What the task asks: Find each line holding "xlabel" and copy it out.

Figure contents as structured data:
════════════════

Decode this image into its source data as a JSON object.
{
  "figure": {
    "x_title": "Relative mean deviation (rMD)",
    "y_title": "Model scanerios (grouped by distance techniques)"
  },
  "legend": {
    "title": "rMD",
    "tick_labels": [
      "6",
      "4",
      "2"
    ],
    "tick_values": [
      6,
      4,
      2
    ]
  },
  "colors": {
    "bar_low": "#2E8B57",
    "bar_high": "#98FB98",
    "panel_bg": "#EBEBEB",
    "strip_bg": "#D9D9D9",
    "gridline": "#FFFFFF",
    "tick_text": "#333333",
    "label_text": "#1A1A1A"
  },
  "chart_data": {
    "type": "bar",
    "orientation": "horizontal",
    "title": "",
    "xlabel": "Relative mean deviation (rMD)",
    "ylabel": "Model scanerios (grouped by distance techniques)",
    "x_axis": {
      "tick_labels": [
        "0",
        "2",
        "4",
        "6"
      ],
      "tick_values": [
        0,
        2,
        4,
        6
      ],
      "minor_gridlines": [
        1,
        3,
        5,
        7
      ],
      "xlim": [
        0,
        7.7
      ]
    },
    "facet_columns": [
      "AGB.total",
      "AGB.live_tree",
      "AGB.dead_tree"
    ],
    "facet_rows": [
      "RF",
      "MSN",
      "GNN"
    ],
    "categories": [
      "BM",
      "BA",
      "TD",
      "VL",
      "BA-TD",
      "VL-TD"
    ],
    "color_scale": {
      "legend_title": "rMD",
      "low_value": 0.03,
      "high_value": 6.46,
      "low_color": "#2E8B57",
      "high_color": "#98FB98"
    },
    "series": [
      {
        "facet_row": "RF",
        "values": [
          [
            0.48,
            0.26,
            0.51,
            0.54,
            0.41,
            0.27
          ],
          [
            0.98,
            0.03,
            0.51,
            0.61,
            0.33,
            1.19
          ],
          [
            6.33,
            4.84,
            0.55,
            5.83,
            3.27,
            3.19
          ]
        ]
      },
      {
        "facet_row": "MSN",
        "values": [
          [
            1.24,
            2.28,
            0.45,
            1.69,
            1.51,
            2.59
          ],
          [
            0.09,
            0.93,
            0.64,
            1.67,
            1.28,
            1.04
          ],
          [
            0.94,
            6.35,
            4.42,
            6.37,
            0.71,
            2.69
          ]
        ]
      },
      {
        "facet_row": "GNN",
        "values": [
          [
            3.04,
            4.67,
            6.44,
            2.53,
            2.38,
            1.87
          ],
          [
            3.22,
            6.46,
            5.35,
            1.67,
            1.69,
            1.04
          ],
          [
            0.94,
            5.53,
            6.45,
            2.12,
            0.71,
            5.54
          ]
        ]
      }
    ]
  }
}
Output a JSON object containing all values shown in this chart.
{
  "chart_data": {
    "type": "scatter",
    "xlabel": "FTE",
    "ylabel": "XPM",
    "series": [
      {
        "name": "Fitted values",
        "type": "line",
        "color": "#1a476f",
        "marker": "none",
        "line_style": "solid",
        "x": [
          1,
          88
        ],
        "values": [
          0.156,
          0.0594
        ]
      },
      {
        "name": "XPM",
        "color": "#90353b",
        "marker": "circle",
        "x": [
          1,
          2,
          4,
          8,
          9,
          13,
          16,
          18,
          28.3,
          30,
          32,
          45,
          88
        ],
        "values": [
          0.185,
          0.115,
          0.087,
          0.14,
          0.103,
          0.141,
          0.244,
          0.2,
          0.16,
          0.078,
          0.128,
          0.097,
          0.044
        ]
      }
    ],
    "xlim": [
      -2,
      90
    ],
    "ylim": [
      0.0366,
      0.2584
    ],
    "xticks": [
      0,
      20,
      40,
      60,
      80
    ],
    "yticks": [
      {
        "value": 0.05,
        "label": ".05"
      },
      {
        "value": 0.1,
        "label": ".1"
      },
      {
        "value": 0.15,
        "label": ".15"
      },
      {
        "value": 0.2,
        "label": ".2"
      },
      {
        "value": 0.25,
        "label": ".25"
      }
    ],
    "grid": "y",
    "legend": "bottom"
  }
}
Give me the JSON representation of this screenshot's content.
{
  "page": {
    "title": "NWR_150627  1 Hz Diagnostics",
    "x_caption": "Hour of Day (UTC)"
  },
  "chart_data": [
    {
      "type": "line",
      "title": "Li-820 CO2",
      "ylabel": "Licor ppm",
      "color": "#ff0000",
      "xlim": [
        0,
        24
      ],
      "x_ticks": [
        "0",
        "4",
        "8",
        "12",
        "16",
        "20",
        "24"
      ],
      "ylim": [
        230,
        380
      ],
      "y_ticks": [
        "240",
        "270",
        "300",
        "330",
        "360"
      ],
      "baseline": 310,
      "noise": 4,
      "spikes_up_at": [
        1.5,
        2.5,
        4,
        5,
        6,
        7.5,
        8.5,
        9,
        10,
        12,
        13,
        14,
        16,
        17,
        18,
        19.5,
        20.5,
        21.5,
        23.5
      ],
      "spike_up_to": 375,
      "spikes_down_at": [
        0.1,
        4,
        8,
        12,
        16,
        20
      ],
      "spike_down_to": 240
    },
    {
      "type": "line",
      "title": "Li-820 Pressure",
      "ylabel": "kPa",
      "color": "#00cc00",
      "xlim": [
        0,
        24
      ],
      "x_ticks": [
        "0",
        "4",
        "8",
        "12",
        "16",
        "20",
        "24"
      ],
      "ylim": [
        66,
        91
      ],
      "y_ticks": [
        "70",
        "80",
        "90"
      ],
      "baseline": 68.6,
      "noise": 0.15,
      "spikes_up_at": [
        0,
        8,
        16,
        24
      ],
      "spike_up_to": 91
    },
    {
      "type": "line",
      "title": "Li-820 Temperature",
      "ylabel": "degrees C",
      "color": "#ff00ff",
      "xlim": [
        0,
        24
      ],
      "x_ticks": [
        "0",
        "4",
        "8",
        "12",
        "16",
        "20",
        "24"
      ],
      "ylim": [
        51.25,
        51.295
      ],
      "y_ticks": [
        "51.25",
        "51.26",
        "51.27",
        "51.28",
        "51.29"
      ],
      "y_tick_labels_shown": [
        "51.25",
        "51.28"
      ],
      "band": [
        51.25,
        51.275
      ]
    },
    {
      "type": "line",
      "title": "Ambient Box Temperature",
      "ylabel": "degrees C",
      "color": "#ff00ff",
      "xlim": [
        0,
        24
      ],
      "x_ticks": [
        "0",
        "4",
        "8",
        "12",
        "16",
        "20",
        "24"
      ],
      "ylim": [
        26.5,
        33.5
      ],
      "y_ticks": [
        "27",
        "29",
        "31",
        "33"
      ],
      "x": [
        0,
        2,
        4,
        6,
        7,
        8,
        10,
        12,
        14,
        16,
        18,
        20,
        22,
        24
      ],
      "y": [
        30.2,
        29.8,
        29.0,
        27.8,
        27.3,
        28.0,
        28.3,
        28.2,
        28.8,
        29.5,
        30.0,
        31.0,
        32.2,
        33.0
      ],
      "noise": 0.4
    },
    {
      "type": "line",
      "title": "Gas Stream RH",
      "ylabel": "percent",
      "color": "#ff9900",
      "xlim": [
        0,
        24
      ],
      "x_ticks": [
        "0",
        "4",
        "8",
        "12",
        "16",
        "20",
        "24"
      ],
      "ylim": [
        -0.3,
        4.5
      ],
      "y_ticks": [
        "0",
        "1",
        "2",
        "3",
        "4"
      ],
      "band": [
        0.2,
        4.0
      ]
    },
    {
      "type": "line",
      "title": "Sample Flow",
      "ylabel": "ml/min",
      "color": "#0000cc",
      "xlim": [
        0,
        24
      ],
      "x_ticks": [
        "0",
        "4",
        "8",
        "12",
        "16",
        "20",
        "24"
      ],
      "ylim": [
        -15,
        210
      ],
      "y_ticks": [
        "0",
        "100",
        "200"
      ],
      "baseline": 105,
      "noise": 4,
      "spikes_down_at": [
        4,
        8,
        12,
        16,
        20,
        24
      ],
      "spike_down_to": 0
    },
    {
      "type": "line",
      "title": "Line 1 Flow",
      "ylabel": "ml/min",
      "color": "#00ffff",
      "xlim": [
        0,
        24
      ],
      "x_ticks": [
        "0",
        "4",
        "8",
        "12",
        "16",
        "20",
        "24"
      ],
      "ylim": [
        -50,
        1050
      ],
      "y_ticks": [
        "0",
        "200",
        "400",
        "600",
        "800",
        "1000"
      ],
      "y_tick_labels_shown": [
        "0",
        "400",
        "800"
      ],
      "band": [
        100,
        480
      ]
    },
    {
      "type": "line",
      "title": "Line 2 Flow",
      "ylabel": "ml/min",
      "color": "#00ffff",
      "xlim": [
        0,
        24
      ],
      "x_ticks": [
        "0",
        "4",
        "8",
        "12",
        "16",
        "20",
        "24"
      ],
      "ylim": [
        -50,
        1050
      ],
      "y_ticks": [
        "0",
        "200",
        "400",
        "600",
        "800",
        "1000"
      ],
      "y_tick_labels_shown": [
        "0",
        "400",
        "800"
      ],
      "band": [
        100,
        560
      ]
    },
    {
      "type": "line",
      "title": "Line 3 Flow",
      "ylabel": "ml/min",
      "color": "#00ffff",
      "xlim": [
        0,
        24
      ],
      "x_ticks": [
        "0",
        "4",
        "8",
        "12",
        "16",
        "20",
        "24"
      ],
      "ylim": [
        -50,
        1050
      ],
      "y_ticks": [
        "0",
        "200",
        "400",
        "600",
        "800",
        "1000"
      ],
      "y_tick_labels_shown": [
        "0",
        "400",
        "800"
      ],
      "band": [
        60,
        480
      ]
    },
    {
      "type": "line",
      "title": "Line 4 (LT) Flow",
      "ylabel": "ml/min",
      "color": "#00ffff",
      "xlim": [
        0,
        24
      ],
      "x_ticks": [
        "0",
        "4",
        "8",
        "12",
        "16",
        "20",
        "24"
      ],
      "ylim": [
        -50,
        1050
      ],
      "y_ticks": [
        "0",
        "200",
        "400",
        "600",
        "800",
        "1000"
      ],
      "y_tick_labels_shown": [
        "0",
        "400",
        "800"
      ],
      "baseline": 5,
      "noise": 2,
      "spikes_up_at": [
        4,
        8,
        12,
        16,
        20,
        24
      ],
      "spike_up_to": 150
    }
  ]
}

════════════════

Answer below:
    "xlabel": "Relative mean deviation (rMD)",
    "xlabel": "FTE",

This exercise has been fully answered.